BEGIN Records for this task

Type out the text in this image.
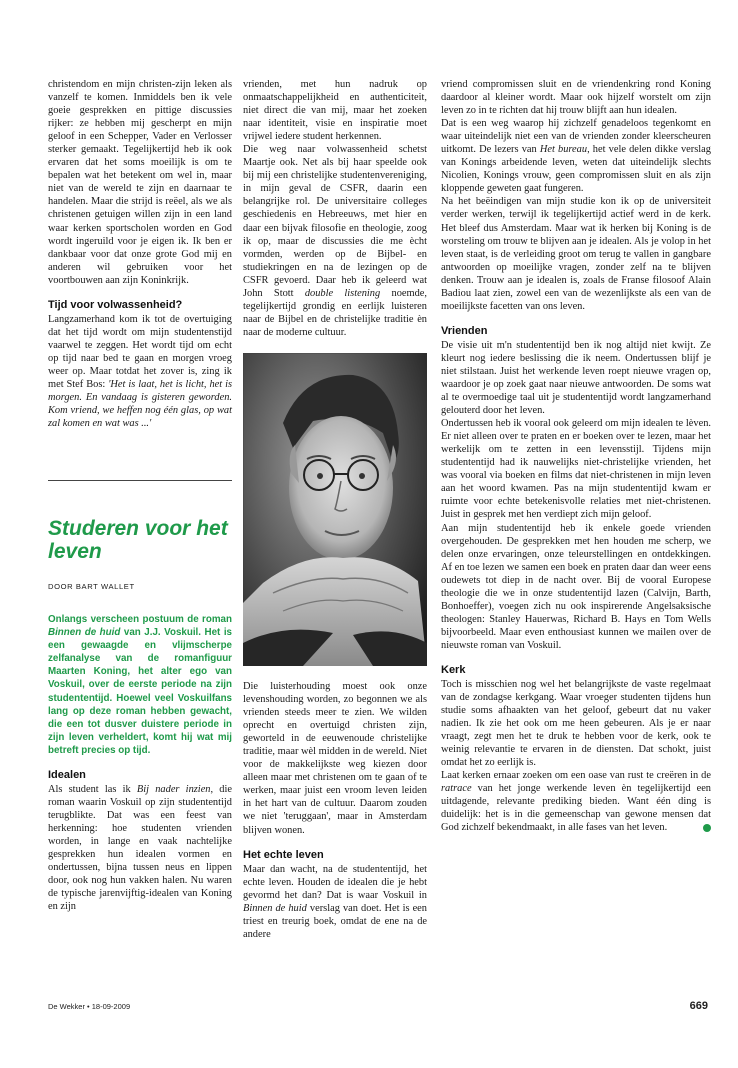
christendom en mijn christen-zijn leken als vanzelf te komen. Inmiddels ben ik vele goeie gesprekken en pittige discussies rijker: ze hebben mij gescherpt en mijn geloof in een Schepper, Vader en Verlosser sterker gemaakt. Tegelijkertijd heb ik ook ervaren dat het soms moeilijk is om te bepalen wat het betekent om wel in, maar niet van de wereld te zijn en daarnaar te handelen. Maar die strijd is reëel, als we als christenen getuigen willen zijn in een land waar kerken sportscholen worden en God wordt ingeruild voor je eigen ik. Ik ben er dankbaar voor dat onze grote God mij en anderen wil gebruiken voor het voortbouwen aan zijn Koninkrijk.

Tijd voor volwassenheid?

Langzamerhand kom ik tot de overtuiging dat het tijd wordt om mijn studentenstijd vaarwel te zeggen. Het wordt tijd om echt op tijd naar bed te gaan en morgen vroeg weer op. Maar totdat het zover is, zing ik met Stef Bos: 'Het is laat, het is licht, het is morgen. En vandaag is gisteren geworden. Kom vriend, we heffen nog één glas, op wat zal komen en wat was ...'

Studeren voor het leven
DOOR BART WALLET

Onlangs verscheen postuum de roman Binnen de huid van J.J. Voskuil. Het is een gewaagde en vlijmscherpe zelfanalyse van de romanfiguur Maarten Koning, het alter ego van Voskuil, over de eerste periode na zijn studententijd. Hoewel veel Voskuilfans lang op deze roman hebben gewacht, die een tot dusver duistere periode in zijn leven verheldert, komt hij wat mij betreft precies op tijd.

Idealen

Als student las ik Bij nader inzien, die roman waarin Voskuil op zijn studententijd terugblikte. Dat was een feest van herkenning: hoe studenten vrienden worden, in lange en vaak nachtelijke gesprekken hun idealen vormen en ondertussen, bijna tussen neus en lippen door, ook nog hun vakken halen. Nu waren de typische jarenvijftig-idealen van Koning en zijn

vrienden, met hun nadruk op onmaatschappelijkheid en authenticiteit, niet direct die van mij, maar het zoeken naar identiteit, visie en inspiratie moet vrijwel iedere student herkennen.

Die weg naar volwassenheid schetst Maartje ook. Net als bij haar speelde ook bij mij een christelijke studentenvereniging, in mijn geval de CSFR, daarin een belangrijke rol. De universitaire colleges geschiedenis en Hebreeuws, met hier en daar een bijvak filosofie en theologie, zoog ik op, maar de discussies die me ècht vormden, werden op de Bijbel- en studiekringen en na de lezingen op de CSFR gevoerd. Daar heb ik geleerd wat John Stott double listening noemde, tegelijkertijd grondig en eerlijk luisteren naar de Bijbel en de christelijke traditie èn naar de moderne cultuur.

Die luisterhouding moest ook onze levenshouding worden, zo begonnen we als vrienden steeds meer te zien. We wilden oprecht en overtuigd christen zijn, geworteld in de eeuwenoude christelijke traditie, maar wèl midden in de wereld. Niet voor de makkelijkste weg kiezen door alleen maar met christenen om te gaan of te werken, maar juist een vroom leven leiden in het hart van de cultuur. Daarom zouden we niet 'teruggaan', maar in Amsterdam blijven wonen.

Het echte leven

Maar dan wacht, na de studententijd, het echte leven. Houden de idealen die je hebt gevormd het dan? Dat is waar Voskuil in Binnen de huid verslag van doet. Het is een triest en treurig boek, omdat de ene na de andere

vriend compromissen sluit en de vriendenkring rond Koning daardoor al kleiner wordt. Maar ook hijzelf worstelt om zijn leven zo in te richten dat hij trouw blijft aan hun idealen.

Dat is een weg waarop hij zichzelf genadeloos tegenkomt en waar uiteindelijk niet een van de vrienden zonder kleerscheuren uitkomt. De lezers van Het bureau, het vele delen dikke verslag van Konings arbeidende leven, weten dat uiteindelijk slechts Nicolien, Konings vrouw, geen compromissen sluit en als zijn kloppende geweten gaat fungeren.

Na het beëindigen van mijn studie kon ik op de universiteit verder werken, terwijl ik tegelijkertijd actief werd in de kerk. Het bleef dus Amsterdam. Maar wat ik herken bij Koning is de worsteling om trouw te blijven aan je idealen. Als je volop in het leven staat, is de verleiding groot om terug te vallen in gangbare antwoorden op moeilijke vragen, zonder zelf na te blijven denken. Trouw aan je idealen is, zoals de Franse filosoof Alain Badiou laat zien, zowel een van de wezenlijkste als een van de moeilijkste facetten van ons leven.

Vrienden

De visie uit m'n studententijd ben ik nog altijd niet kwijt. Ze kleurt nog iedere beslissing die ik neem. Ondertussen blijf je niet stilstaan. Juist het werkende leven roept nieuwe vragen op, waardoor je op zoek gaat naar nieuwe antwoorden. De soms wat al te overmoedige taal uit je studententijd wordt langzamerhand gelouterd door het leven.

Ondertussen heb ik vooral ook geleerd om mijn idealen te lèven. Er niet alleen over te praten en er boeken over te lezen, maar het werkelijk om te zetten in een levensstijl. Tijdens mijn studententijd had ik nauwelijks niet-christelijke vrienden, het was vooral via boeken en films dat niet-christenen in mijn leven aan het woord kwamen. Pas na mijn studententijd kwam er ruimte voor echte betekenisvolle relaties met niet-christenen. Juist in gesprek met hen verdiept zich mijn geloof.

Aan mijn studententijd heb ik enkele goede vrienden overgehouden. De gesprekken met hen houden me scherp, we delen onze ervaringen, onze teleurstellingen en ontdekkingen. Af en toe lezen we samen een boek en praten daar dan weer eens oudewets tot diep in de nacht over. Bij de vooral Europese theologie die we in onze studententijd lazen (Calvijn, Barth, Bonhoeffer), voegen zich nu ook inspirerende Angelsaksische theologen: Stanley Hauerwas, Richard B. Hays en Tom Wells bijvoorbeeld. Maar even enthousiast kunnen we mailen over de nieuwste roman van Voskuil.

Kerk

Toch is misschien nog wel het belangrijkste de vaste regelmaat van de zondagse kerkgang. Waar vroeger studenten tijdens hun studie soms afhaakten van het geloof, gebeurt dat nu vaker nadien. Ik zie het ook om me heen gebeuren. Als je er naar vraagt, zegt men het te druk te hebben voor de kerk, ook te weinig relevantie te ervaren in de diensten. Dat schokt, juist omdat het zo eerlijk is.

Laat kerken ernaar zoeken om een oase van rust te creëren in de ratrace van het jonge werkende leven èn tegelijkertijd een uitdagende, relevante prediking bieden. Want één ding is duidelijk: het is in die gemeenschap van gewone mensen dat God zichzelf bekendmaakt, in alle fases van het leven.

De Wekker • 18-09-2009	669
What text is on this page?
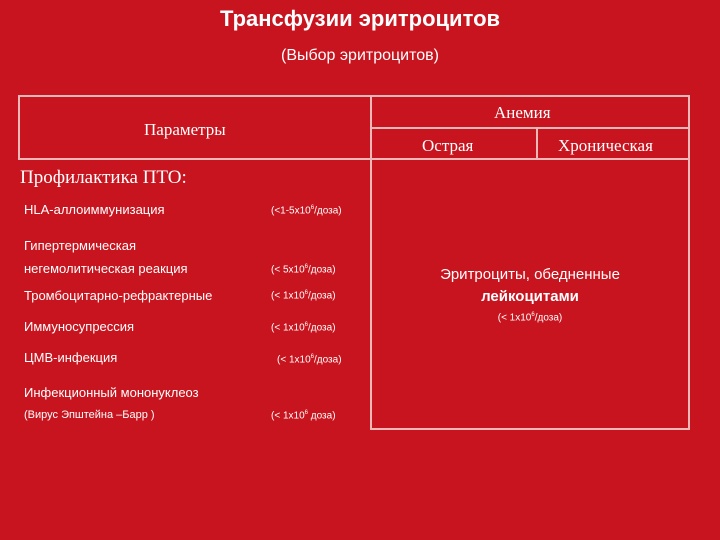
Трансфузии эритроцитов
(Выбор эритроцитов)
Параметры
Анемия
Острая	Хроническая
Профилактика ПТО:
HLA-аллоиммунизация	$(<1-5х10^6/доза)$
Гипертермическая
негемолитическая реакция	(< $5х10^6/доза$)
Тромбоцитарно-рефрактерные	(< $1х10^6/доза$)
Иммуносупрессия	(< $1х10^6/доза$)
ЦМВ-инфекция	(< $1х10^6/доза$)
Инфекционный мононуклеоз
(Вирус Эпштейна –Барр )	(< $1х10^6$ доза)
Эритроциты, обедненные
лейкоцитами
(< $1х10^6/доза$)
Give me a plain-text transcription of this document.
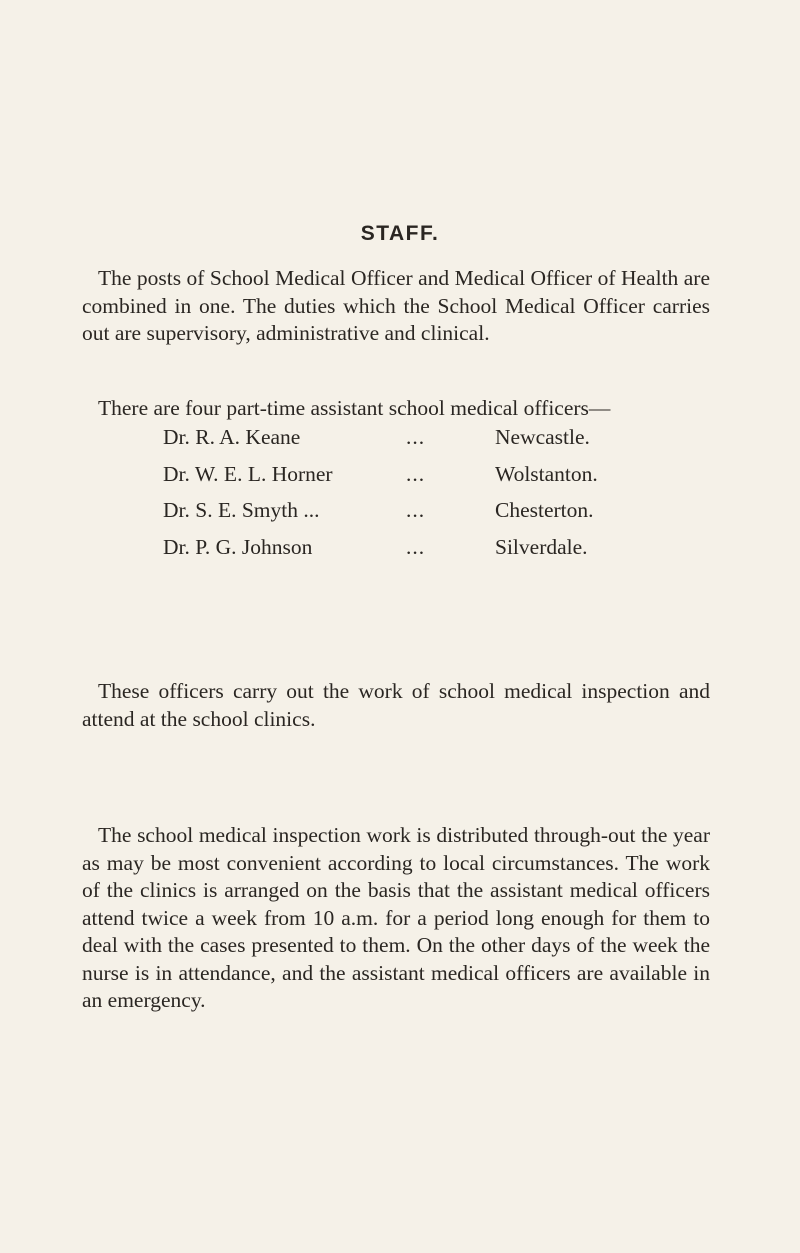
STAFF.

The posts of School Medical Officer and Medical Officer of Health are combined in one. The duties which the School Medical Officer carries out are supervisory, administrative and clinical.

There are four part-time assistant school medical officers—

Dr. R. A. Keane	...	Newcastle.
Dr. W. E. L. Horner	...	Wolstanton.
Dr. S. E. Smyth ...	...	Chesterton.
Dr. P. G. Johnson	...	Silverdale.

These officers carry out the work of school medical inspection and attend at the school clinics.

The school medical inspection work is distributed through-out the year as may be most convenient according to local circumstances. The work of the clinics is arranged on the basis that the assistant medical officers attend twice a week from 10 a.m. for a period long enough for them to deal with the cases presented to them. On the other days of the week the nurse is in attendance, and the assistant medical officers are available in an emergency.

END Records for this task

- [What is being asked]: Each record above must be returned exactly as written, with its pictures omitted.

- [Problem solution]:
Type out the text in this image.
christendom en mijn christen-zijn leken als vanzelf te komen. Inmiddels ben ik vele goeie gesprekken en pittige discussies rijker: ze hebben mij gescherpt en mijn geloof in een Schepper, Vader en Verlosser sterker gemaakt. Tegelijkertijd heb ik ook ervaren dat het soms moeilijk is om te bepalen wat het betekent om wel in, maar niet van de wereld te zijn en daarnaar te handelen. Maar die strijd is reëel, als we als christenen getuigen willen zijn in een land waar kerken sportscholen worden en God wordt ingeruild voor je eigen ik. Ik ben er dankbaar voor dat onze grote God mij en anderen wil gebruiken voor het voortbouwen aan zijn Koninkrijk.

Tijd voor volwassenheid?

Langzamerhand kom ik tot de overtuiging dat het tijd wordt om mijn studentenstijd vaarwel te zeggen. Het wordt tijd om echt op tijd naar bed te gaan en morgen vroeg weer op. Maar totdat het zover is, zing ik met Stef Bos: 'Het is laat, het is licht, het is morgen. En vandaag is gisteren geworden. Kom vriend, we heffen nog één glas, op wat zal komen en wat was ...'

Studeren voor het leven
DOOR BART WALLET

Onlangs verscheen postuum de roman Binnen de huid van J.J. Voskuil. Het is een gewaagde en vlijmscherpe zelfanalyse van de romanfiguur Maarten Koning, het alter ego van Voskuil, over de eerste periode na zijn studententijd. Hoewel veel Voskuilfans lang op deze roman hebben gewacht, die een tot dusver duistere periode in zijn leven verheldert, komt hij wat mij betreft precies op tijd.

Idealen

Als student las ik Bij nader inzien, die roman waarin Voskuil op zijn studententijd terugblikte. Dat was een feest van herkenning: hoe studenten vrienden worden, in lange en vaak nachtelijke gesprekken hun idealen vormen en ondertussen, bijna tussen neus en lippen door, ook nog hun vakken halen. Nu waren de typische jarenvijftig-idealen van Koning en zijn

vrienden, met hun nadruk op onmaatschappelijkheid en authenticiteit, niet direct die van mij, maar het zoeken naar identiteit, visie en inspiratie moet vrijwel iedere student herkennen.

Die weg naar volwassenheid schetst Maartje ook. Net als bij haar speelde ook bij mij een christelijke studentenvereniging, in mijn geval de CSFR, daarin een belangrijke rol. De universitaire colleges geschiedenis en Hebreeuws, met hier en daar een bijvak filosofie en theologie, zoog ik op, maar de discussies die me ècht vormden, werden op de Bijbel- en studiekringen en na de lezingen op de CSFR gevoerd. Daar heb ik geleerd wat John Stott double listening noemde, tegelijkertijd grondig en eerlijk luisteren naar de Bijbel en de christelijke traditie èn naar de moderne cultuur.

Die luisterhouding moest ook onze levenshouding worden, zo begonnen we als vrienden steeds meer te zien. We wilden oprecht en overtuigd christen zijn, geworteld in de eeuwenoude christelijke traditie, maar wèl midden in de wereld. Niet voor de makkelijkste weg kiezen door alleen maar met christenen om te gaan of te werken, maar juist een vroom leven leiden in het hart van de cultuur. Daarom zouden we niet 'teruggaan', maar in Amsterdam blijven wonen.

Het echte leven

Maar dan wacht, na de studententijd, het echte leven. Houden de idealen die je hebt gevormd het dan? Dat is waar Voskuil in Binnen de huid verslag van doet. Het is een triest en treurig boek, omdat de ene na de andere

vriend compromissen sluit en de vriendenkring rond Koning daardoor al kleiner wordt. Maar ook hijzelf worstelt om zijn leven zo in te richten dat hij trouw blijft aan hun idealen.

Dat is een weg waarop hij zichzelf genadeloos tegenkomt en waar uiteindelijk niet een van de vrienden zonder kleerscheuren uitkomt. De lezers van Het bureau, het vele delen dikke verslag van Konings arbeidende leven, weten dat uiteindelijk slechts Nicolien, Konings vrouw, geen compromissen sluit en als zijn kloppende geweten gaat fungeren.

Na het beëindigen van mijn studie kon ik op de universiteit verder werken, terwijl ik tegelijkertijd actief werd in de kerk. Het bleef dus Amsterdam. Maar wat ik herken bij Koning is de worsteling om trouw te blijven aan je idealen. Als je volop in het leven staat, is de verleiding groot om terug te vallen in gangbare antwoorden op moeilijke vragen, zonder zelf na te blijven denken. Trouw aan je idealen is, zoals de Franse filosoof Alain Badiou laat zien, zowel een van de wezenlijkste als een van de moeilijkste facetten van ons leven.

Vrienden

De visie uit m'n studententijd ben ik nog altijd niet kwijt. Ze kleurt nog iedere beslissing die ik neem. Ondertussen blijf je niet stilstaan. Juist het werkende leven roept nieuwe vragen op, waardoor je op zoek gaat naar nieuwe antwoorden. De soms wat al te overmoedige taal uit je studententijd wordt langzamerhand gelouterd door het leven.

Ondertussen heb ik vooral ook geleerd om mijn idealen te lèven. Er niet alleen over te praten en er boeken over te lezen, maar het werkelijk om te zetten in een levensstijl. Tijdens mijn studententijd had ik nauwelijks niet-christelijke vrienden, het was vooral via boeken en films dat niet-christenen in mijn leven aan het woord kwamen. Pas na mijn studententijd kwam er ruimte voor echte betekenisvolle relaties met niet-christenen. Juist in gesprek met hen verdiept zich mijn geloof.

Aan mijn studententijd heb ik enkele goede vrienden overgehouden. De gesprekken met hen houden me scherp, we delen onze ervaringen, onze teleurstellingen en ontdekkingen. Af en toe lezen we samen een boek en praten daar dan weer eens oudewets tot diep in de nacht over. Bij de vooral Europese theologie die we in onze studententijd lazen (Calvijn, Barth, Bonhoeffer), voegen zich nu ook inspirerende Angelsaksische theologen: Stanley Hauerwas, Richard B. Hays en Tom Wells bijvoorbeeld. Maar even enthousiast kunnen we mailen over de nieuwste roman van Voskuil.

Kerk

Toch is misschien nog wel het belangrijkste de vaste regelmaat van de zondagse kerkgang. Waar vroeger studenten tijdens hun studie soms afhaakten van het geloof, gebeurt dat nu vaker nadien. Ik zie het ook om me heen gebeuren. Als je er naar vraagt, zegt men het te druk te hebben voor de kerk, ook te weinig relevantie te ervaren in de diensten. Dat schokt, juist omdat het zo eerlijk is.

Laat kerken ernaar zoeken om een oase van rust te creëren in de ratrace van het jonge werkende leven èn tegelijkertijd een uitdagende, relevante prediking bieden. Want één ding is duidelijk: het is in die gemeenschap van gewone mensen dat God zichzelf bekendmaakt, in alle fases van het leven.

De Wekker • 18-09-2009	669
What text is on this page?
Трансфузии эритроцитов
(Выбор эритроцитов)
Параметры
Анемия
Острая	Хроническая
Профилактика ПТО:
HLA-аллоиммунизация	$(<1-5х10^6/доза)$
Гипертермическая
негемолитическая реакция	(< $5х10^6/доза$)
Тромбоцитарно-рефрактерные	(< $1х10^6/доза$)
Иммуносупрессия	(< $1х10^6/доза$)
ЦМВ-инфекция	(< $1х10^6/доза$)
Инфекционный мононуклеоз
(Вирус Эпштейна –Барр )	(< $1х10^6$ доза)
Эритроциты, обедненные
лейкоцитами
(< $1х10^6/доза$)
Give me a plain-text transcription of this document.
STAFF.

The posts of School Medical Officer and Medical Officer of Health are combined in one. The duties which the School Medical Officer carries out are supervisory, administrative and clinical.

There are four part-time assistant school medical officers—

Dr. R. A. Keane	...	Newcastle.
Dr. W. E. L. Horner	...	Wolstanton.
Dr. S. E. Smyth ...	...	Chesterton.
Dr. P. G. Johnson	...	Silverdale.

These officers carry out the work of school medical inspection and attend at the school clinics.

The school medical inspection work is distributed through-out the year as may be most convenient according to local circumstances. The work of the clinics is arranged on the basis that the assistant medical officers attend twice a week from 10 a.m. for a period long enough for them to deal with the cases presented to them. On the other days of the week the nurse is in attendance, and the assistant medical officers are available in an emergency.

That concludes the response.